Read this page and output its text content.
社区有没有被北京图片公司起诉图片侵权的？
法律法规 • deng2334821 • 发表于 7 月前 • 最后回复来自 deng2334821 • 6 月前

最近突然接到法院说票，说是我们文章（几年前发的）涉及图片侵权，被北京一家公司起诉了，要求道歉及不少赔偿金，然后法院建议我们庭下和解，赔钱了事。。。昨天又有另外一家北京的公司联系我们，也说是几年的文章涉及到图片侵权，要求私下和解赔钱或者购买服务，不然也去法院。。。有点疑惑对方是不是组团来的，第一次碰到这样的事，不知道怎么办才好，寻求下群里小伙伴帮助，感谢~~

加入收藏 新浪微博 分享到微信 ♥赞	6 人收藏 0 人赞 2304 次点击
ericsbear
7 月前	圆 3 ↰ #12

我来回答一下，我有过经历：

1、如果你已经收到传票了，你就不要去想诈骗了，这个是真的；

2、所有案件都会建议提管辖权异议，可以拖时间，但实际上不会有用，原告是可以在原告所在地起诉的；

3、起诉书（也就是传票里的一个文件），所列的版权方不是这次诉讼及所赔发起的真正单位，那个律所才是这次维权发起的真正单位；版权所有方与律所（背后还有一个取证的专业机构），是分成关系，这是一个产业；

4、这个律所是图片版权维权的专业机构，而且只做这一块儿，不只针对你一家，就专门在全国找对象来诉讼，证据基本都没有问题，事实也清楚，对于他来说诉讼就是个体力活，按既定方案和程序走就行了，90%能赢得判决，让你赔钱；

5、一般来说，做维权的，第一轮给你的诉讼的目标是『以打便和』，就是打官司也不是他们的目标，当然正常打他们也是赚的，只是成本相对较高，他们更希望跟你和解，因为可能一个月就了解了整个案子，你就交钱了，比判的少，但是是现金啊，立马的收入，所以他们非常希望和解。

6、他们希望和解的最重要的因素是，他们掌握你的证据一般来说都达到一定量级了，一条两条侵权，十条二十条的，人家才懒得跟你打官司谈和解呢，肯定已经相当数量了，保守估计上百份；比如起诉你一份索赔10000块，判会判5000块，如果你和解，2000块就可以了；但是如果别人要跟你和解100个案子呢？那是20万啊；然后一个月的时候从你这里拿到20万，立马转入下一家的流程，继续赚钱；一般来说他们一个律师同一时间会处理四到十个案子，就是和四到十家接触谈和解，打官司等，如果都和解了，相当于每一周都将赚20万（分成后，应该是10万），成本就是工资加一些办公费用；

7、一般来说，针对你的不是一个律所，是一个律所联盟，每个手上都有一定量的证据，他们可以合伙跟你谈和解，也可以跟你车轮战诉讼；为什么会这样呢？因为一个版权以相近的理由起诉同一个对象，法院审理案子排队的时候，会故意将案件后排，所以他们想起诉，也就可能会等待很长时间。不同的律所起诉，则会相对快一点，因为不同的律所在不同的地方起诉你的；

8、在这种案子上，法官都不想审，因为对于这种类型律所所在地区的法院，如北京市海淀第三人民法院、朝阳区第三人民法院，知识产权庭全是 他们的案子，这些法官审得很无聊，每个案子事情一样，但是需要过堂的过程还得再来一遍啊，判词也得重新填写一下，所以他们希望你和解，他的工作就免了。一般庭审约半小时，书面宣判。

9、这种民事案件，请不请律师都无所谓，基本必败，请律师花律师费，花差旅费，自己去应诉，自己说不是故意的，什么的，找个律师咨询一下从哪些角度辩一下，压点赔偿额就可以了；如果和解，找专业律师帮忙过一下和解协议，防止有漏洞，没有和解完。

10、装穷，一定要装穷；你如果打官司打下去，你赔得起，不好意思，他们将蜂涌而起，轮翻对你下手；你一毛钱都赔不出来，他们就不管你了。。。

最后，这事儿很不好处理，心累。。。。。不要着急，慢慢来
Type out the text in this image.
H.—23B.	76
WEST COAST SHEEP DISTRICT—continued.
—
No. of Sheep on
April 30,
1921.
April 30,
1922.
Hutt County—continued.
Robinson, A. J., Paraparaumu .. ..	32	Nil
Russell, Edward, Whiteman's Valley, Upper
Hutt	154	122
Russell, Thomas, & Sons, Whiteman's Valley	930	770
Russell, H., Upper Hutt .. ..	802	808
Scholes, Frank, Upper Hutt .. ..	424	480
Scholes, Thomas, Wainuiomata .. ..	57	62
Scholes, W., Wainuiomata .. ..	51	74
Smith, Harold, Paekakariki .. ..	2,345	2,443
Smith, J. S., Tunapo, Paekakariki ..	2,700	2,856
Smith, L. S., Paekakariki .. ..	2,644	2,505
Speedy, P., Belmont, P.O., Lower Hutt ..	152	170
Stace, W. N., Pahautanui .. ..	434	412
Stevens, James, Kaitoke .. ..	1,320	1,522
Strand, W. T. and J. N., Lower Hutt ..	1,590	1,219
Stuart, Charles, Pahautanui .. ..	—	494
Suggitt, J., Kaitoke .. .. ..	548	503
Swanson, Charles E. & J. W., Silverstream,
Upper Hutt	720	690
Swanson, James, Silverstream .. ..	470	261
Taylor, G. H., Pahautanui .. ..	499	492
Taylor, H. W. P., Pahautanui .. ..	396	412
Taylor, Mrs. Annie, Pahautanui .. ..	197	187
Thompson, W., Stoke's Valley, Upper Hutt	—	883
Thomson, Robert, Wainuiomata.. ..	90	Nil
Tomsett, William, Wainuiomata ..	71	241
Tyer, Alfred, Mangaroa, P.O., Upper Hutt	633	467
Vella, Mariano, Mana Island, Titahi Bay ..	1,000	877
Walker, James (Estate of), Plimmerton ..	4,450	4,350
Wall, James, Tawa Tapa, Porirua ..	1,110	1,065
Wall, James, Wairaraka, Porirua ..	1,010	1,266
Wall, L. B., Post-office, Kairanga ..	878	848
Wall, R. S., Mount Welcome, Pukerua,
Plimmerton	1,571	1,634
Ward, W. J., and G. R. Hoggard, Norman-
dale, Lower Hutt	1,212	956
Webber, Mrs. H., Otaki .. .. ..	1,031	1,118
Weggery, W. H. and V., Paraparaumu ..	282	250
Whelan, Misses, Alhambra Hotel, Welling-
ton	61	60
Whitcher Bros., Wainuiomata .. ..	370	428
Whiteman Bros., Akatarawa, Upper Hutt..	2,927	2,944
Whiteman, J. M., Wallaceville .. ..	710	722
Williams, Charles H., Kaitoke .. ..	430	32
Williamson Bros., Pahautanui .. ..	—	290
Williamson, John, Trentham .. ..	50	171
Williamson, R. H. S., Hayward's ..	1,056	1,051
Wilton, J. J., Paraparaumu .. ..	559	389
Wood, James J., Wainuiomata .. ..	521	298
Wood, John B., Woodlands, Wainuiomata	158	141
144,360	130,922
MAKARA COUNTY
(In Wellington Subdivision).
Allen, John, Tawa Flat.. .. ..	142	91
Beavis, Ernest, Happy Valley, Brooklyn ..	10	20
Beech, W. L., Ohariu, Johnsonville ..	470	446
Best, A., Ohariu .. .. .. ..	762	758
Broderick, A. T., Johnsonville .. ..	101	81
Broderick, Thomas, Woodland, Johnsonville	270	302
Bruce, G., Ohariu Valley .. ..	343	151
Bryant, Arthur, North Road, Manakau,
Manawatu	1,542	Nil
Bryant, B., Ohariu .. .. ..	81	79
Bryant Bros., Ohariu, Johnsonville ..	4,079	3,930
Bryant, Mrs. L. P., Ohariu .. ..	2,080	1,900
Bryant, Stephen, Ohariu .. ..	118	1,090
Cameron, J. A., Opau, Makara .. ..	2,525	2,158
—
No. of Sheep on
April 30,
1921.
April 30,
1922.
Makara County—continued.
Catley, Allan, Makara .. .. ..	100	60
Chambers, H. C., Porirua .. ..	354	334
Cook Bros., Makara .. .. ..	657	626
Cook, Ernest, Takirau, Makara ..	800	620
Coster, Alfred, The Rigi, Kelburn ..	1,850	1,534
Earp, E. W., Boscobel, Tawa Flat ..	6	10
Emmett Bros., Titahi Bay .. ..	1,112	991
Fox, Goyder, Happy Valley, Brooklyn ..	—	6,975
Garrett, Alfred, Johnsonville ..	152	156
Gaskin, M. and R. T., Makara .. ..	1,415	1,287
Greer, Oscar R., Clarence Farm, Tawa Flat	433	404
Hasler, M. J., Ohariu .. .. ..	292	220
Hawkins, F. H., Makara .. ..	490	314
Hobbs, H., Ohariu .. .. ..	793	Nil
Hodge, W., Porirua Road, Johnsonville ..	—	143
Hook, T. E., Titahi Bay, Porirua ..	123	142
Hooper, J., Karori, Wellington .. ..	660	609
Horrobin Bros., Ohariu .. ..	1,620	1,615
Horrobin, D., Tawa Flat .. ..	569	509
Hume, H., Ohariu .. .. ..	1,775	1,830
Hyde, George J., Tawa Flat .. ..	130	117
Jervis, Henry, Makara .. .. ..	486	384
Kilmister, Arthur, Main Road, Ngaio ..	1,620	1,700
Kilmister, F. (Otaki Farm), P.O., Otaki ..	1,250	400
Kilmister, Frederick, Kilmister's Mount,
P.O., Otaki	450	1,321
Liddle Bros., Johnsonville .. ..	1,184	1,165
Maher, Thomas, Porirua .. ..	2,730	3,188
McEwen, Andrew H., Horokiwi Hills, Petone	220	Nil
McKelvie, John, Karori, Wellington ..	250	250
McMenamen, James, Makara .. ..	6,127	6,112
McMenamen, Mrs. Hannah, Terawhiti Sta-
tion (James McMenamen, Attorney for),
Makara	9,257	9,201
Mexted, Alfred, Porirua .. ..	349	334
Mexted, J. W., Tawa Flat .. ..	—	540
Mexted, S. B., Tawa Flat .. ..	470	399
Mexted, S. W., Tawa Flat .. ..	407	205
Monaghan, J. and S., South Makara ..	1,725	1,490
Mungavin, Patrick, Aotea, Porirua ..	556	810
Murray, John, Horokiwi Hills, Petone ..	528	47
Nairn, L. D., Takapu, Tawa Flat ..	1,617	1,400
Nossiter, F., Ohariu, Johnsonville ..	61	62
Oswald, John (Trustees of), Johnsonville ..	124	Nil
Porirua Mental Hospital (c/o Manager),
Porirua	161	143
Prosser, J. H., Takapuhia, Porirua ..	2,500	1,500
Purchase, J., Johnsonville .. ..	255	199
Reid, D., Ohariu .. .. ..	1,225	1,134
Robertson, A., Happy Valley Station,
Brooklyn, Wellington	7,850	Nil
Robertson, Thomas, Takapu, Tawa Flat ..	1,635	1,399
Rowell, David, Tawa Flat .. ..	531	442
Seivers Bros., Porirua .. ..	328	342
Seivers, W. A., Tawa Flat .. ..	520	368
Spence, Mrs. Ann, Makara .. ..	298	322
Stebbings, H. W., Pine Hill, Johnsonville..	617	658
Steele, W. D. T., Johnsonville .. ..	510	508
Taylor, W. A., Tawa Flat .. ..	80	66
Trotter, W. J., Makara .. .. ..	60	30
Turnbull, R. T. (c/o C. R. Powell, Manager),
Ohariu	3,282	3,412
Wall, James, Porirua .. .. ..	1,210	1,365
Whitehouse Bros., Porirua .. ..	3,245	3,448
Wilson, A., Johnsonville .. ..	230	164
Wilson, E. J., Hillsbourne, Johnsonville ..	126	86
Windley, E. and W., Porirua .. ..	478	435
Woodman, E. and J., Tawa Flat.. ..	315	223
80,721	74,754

##########

Problem requirements :: Pick out each line containing "Whiteman" and report it.

Final result ::
Russell, Edward, Whiteman's Valley, Upper
Russell, Thomas, & Sons, Whiteman's Valley	930	770
Whiteman Bros., Akatarawa, Upper Hutt..	2,927	2,944
Whiteman, J. M., Wallaceville .. ..	710	722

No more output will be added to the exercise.